> [The request] Everything in the listing except the pictures should be written out exactly.
[Start Data for processing]
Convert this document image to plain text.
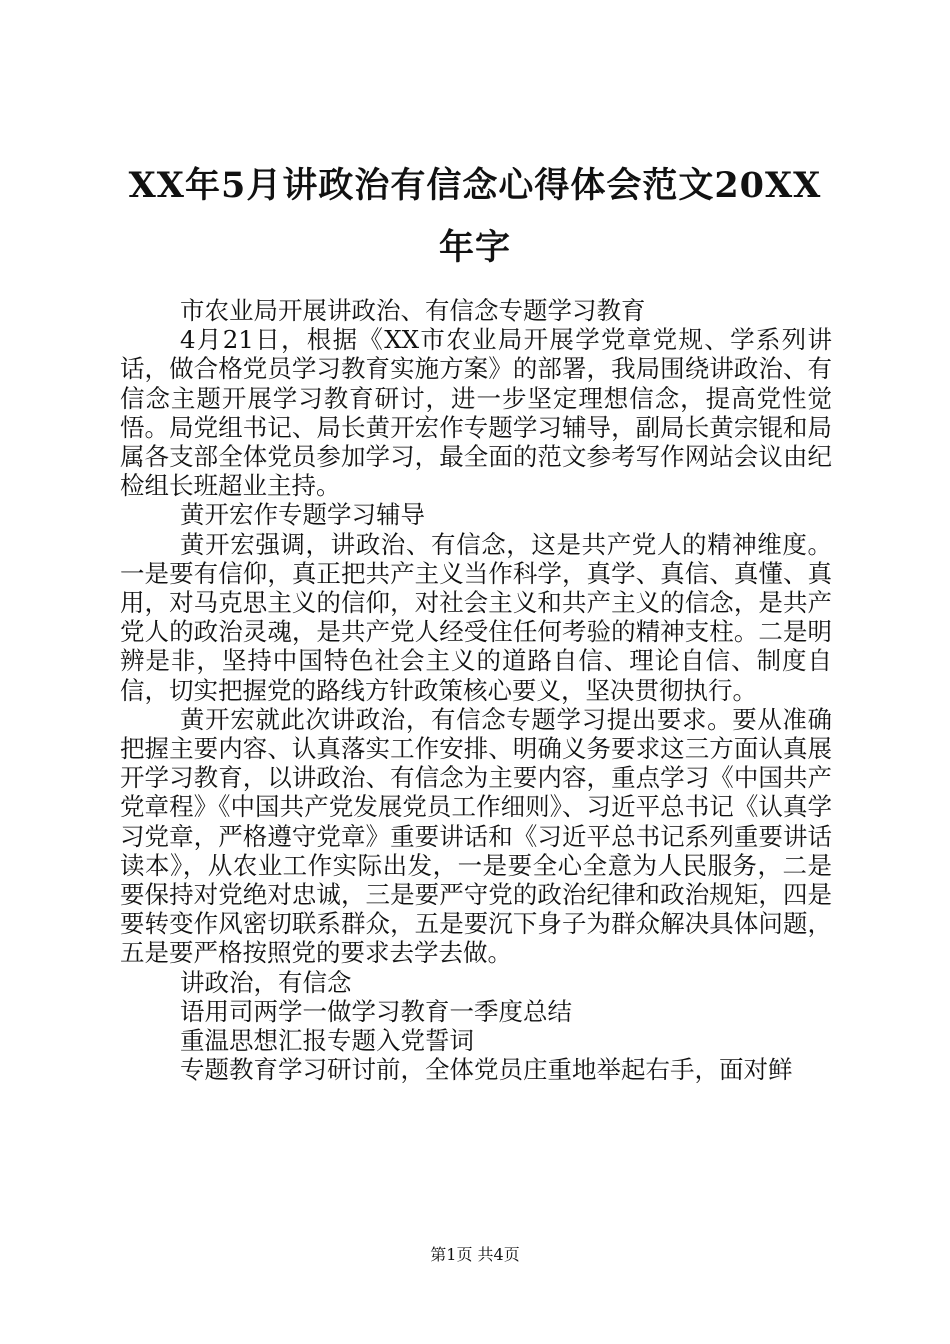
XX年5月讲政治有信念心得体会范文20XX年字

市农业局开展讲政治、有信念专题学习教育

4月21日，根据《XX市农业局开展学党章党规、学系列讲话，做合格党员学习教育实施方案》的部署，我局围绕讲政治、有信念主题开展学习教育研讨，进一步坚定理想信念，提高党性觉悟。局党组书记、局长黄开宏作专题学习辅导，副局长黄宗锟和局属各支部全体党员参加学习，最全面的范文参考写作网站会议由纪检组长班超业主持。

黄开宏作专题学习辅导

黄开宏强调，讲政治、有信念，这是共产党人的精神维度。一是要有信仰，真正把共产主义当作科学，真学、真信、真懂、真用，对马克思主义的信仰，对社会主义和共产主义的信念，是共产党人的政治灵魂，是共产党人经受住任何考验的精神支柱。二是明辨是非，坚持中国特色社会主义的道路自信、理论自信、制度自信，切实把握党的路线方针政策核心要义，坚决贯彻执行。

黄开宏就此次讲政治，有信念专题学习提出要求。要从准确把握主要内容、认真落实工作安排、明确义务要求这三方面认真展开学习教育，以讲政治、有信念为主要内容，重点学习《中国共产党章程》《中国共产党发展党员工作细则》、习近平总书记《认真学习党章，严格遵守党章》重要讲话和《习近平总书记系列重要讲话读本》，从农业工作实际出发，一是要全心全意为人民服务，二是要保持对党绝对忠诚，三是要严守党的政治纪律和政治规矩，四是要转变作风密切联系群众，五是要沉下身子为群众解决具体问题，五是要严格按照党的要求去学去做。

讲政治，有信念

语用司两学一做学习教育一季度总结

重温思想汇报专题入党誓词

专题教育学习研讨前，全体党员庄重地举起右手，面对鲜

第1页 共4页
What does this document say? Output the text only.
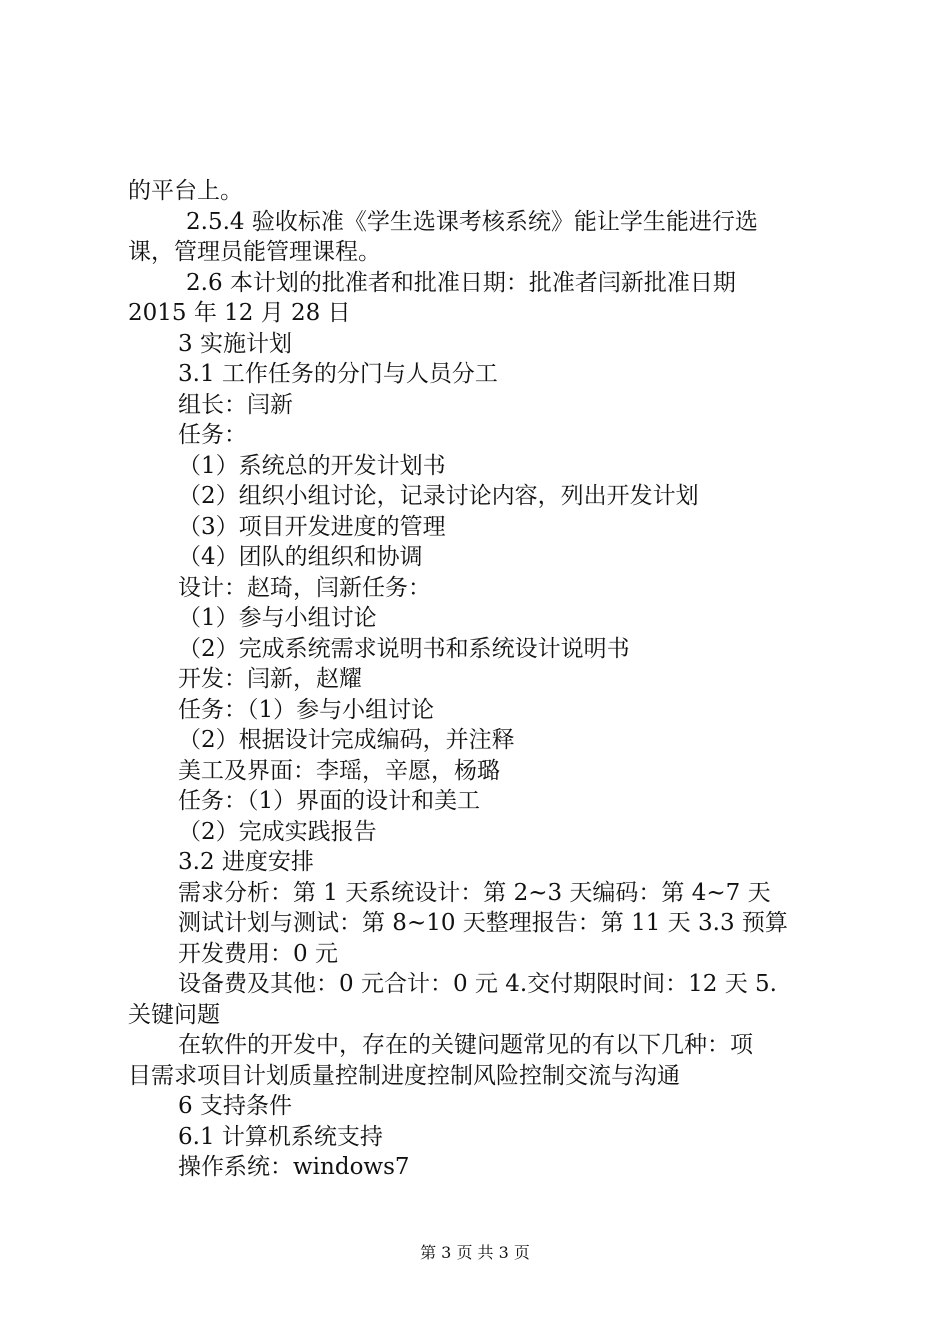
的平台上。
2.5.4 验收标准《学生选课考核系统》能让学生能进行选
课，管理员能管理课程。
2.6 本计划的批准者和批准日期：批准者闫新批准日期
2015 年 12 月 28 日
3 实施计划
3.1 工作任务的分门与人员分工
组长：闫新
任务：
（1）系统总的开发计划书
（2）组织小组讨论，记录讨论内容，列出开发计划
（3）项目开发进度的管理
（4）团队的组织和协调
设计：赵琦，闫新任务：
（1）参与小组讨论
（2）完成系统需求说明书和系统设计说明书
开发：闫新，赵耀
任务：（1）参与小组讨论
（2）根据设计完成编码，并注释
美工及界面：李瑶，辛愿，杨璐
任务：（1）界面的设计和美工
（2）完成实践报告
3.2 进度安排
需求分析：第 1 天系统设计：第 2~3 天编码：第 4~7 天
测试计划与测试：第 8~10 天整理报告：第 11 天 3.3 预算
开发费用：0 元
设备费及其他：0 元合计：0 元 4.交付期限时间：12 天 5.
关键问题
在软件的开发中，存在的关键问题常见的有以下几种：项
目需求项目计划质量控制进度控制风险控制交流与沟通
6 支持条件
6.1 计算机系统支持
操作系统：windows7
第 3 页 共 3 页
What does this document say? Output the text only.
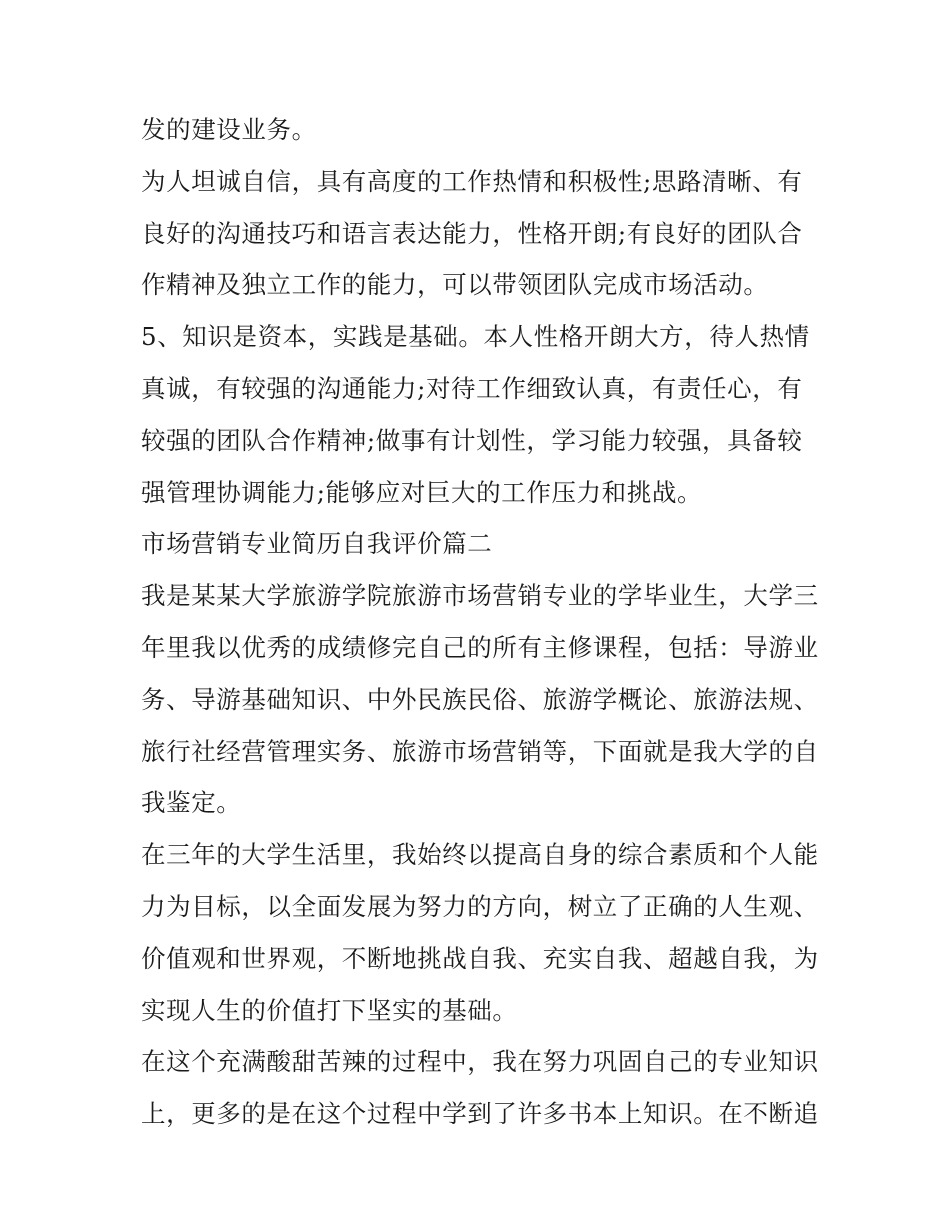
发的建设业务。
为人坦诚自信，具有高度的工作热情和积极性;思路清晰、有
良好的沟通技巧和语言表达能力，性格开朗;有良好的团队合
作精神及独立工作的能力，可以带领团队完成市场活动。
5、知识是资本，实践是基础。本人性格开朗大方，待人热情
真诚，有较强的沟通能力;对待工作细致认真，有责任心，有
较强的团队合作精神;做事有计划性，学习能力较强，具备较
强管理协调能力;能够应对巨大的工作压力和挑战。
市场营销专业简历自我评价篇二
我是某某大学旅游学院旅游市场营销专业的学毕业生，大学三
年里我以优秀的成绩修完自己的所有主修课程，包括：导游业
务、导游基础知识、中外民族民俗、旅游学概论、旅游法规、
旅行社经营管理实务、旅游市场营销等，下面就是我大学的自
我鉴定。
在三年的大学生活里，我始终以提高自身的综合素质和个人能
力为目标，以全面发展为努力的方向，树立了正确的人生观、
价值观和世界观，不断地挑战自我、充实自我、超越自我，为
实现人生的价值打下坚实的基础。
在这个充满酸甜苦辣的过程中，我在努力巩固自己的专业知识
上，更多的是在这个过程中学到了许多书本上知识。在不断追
[End Data for processing]
> [In response]
Convert this document image to plain text.
XX年5月讲政治有信念心得体会范文20XX年字

市农业局开展讲政治、有信念专题学习教育

4月21日，根据《XX市农业局开展学党章党规、学系列讲话，做合格党员学习教育实施方案》的部署，我局围绕讲政治、有信念主题开展学习教育研讨，进一步坚定理想信念，提高党性觉悟。局党组书记、局长黄开宏作专题学习辅导，副局长黄宗锟和局属各支部全体党员参加学习，最全面的范文参考写作网站会议由纪检组长班超业主持。

黄开宏作专题学习辅导

黄开宏强调，讲政治、有信念，这是共产党人的精神维度。一是要有信仰，真正把共产主义当作科学，真学、真信、真懂、真用，对马克思主义的信仰，对社会主义和共产主义的信念，是共产党人的政治灵魂，是共产党人经受住任何考验的精神支柱。二是明辨是非，坚持中国特色社会主义的道路自信、理论自信、制度自信，切实把握党的路线方针政策核心要义，坚决贯彻执行。

黄开宏就此次讲政治，有信念专题学习提出要求。要从准确把握主要内容、认真落实工作安排、明确义务要求这三方面认真展开学习教育，以讲政治、有信念为主要内容，重点学习《中国共产党章程》《中国共产党发展党员工作细则》、习近平总书记《认真学习党章，严格遵守党章》重要讲话和《习近平总书记系列重要讲话读本》，从农业工作实际出发，一是要全心全意为人民服务，二是要保持对党绝对忠诚，三是要严守党的政治纪律和政治规矩，四是要转变作风密切联系群众，五是要沉下身子为群众解决具体问题，五是要严格按照党的要求去学去做。

讲政治，有信念

语用司两学一做学习教育一季度总结

重温思想汇报专题入党誓词

专题教育学习研讨前，全体党员庄重地举起右手，面对鲜

第1页 共4页
What does this document say? Output the text only.
的平台上。
2.5.4 验收标准《学生选课考核系统》能让学生能进行选
课，管理员能管理课程。
2.6 本计划的批准者和批准日期：批准者闫新批准日期
2015 年 12 月 28 日
3 实施计划
3.1 工作任务的分门与人员分工
组长：闫新
任务：
（1）系统总的开发计划书
（2）组织小组讨论，记录讨论内容，列出开发计划
（3）项目开发进度的管理
（4）团队的组织和协调
设计：赵琦，闫新任务：
（1）参与小组讨论
（2）完成系统需求说明书和系统设计说明书
开发：闫新，赵耀
任务：（1）参与小组讨论
（2）根据设计完成编码，并注释
美工及界面：李瑶，辛愿，杨璐
任务：（1）界面的设计和美工
（2）完成实践报告
3.2 进度安排
需求分析：第 1 天系统设计：第 2~3 天编码：第 4~7 天
测试计划与测试：第 8~10 天整理报告：第 11 天 3.3 预算
开发费用：0 元
设备费及其他：0 元合计：0 元 4.交付期限时间：12 天 5.
关键问题
在软件的开发中，存在的关键问题常见的有以下几种：项
目需求项目计划质量控制进度控制风险控制交流与沟通
6 支持条件
6.1 计算机系统支持
操作系统：windows7
第 3 页 共 3 页
What does this document say? Output the text only.
发的建设业务。
为人坦诚自信，具有高度的工作热情和积极性;思路清晰、有
良好的沟通技巧和语言表达能力，性格开朗;有良好的团队合
作精神及独立工作的能力，可以带领团队完成市场活动。
5、知识是资本，实践是基础。本人性格开朗大方，待人热情
真诚，有较强的沟通能力;对待工作细致认真，有责任心，有
较强的团队合作精神;做事有计划性，学习能力较强，具备较
强管理协调能力;能够应对巨大的工作压力和挑战。
市场营销专业简历自我评价篇二
我是某某大学旅游学院旅游市场营销专业的学毕业生，大学三
年里我以优秀的成绩修完自己的所有主修课程，包括：导游业
务、导游基础知识、中外民族民俗、旅游学概论、旅游法规、
旅行社经营管理实务、旅游市场营销等，下面就是我大学的自
我鉴定。
在三年的大学生活里，我始终以提高自身的综合素质和个人能
力为目标，以全面发展为努力的方向，树立了正确的人生观、
价值观和世界观，不断地挑战自我、充实自我、超越自我，为
实现人生的价值打下坚实的基础。
在这个充满酸甜苦辣的过程中，我在努力巩固自己的专业知识
上，更多的是在这个过程中学到了许多书本上知识。在不断追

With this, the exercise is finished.